• GIVEN EXERCISE:
Lines containing the word "يكون" should be extracted in full.

• PROVIDED DATA:
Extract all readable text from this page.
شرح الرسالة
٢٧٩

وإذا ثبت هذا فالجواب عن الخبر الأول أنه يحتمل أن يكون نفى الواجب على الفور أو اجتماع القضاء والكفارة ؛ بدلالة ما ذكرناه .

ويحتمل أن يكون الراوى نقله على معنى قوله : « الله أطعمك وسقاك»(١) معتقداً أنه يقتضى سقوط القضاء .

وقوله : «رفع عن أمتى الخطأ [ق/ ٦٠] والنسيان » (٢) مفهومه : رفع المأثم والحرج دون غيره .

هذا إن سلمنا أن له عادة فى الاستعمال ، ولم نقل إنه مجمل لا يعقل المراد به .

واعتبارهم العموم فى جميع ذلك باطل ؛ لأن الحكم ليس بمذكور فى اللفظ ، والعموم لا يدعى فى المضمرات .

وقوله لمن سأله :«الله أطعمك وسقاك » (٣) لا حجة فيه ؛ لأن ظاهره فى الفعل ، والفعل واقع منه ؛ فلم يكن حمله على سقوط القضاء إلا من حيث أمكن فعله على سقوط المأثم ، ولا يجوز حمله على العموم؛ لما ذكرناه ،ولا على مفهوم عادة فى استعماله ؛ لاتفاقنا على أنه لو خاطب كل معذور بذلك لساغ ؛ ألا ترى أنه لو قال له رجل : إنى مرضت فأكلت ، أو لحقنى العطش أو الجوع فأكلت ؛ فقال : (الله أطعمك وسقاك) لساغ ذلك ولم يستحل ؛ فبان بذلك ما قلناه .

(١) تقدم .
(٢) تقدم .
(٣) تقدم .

• EXERCISE SOLUTION:
وإذا ثبت هذا فالجواب عن الخبر الأول أنه يحتمل أن يكون نفى الواجب على الفور أو اجتماع القضاء والكفارة ؛ بدلالة ما ذكرناه .
ويحتمل أن يكون الراوى نقله على معنى قوله : « الله أطعمك وسقاك»(١) معتقداً أنه يقتضى سقوط القضاء .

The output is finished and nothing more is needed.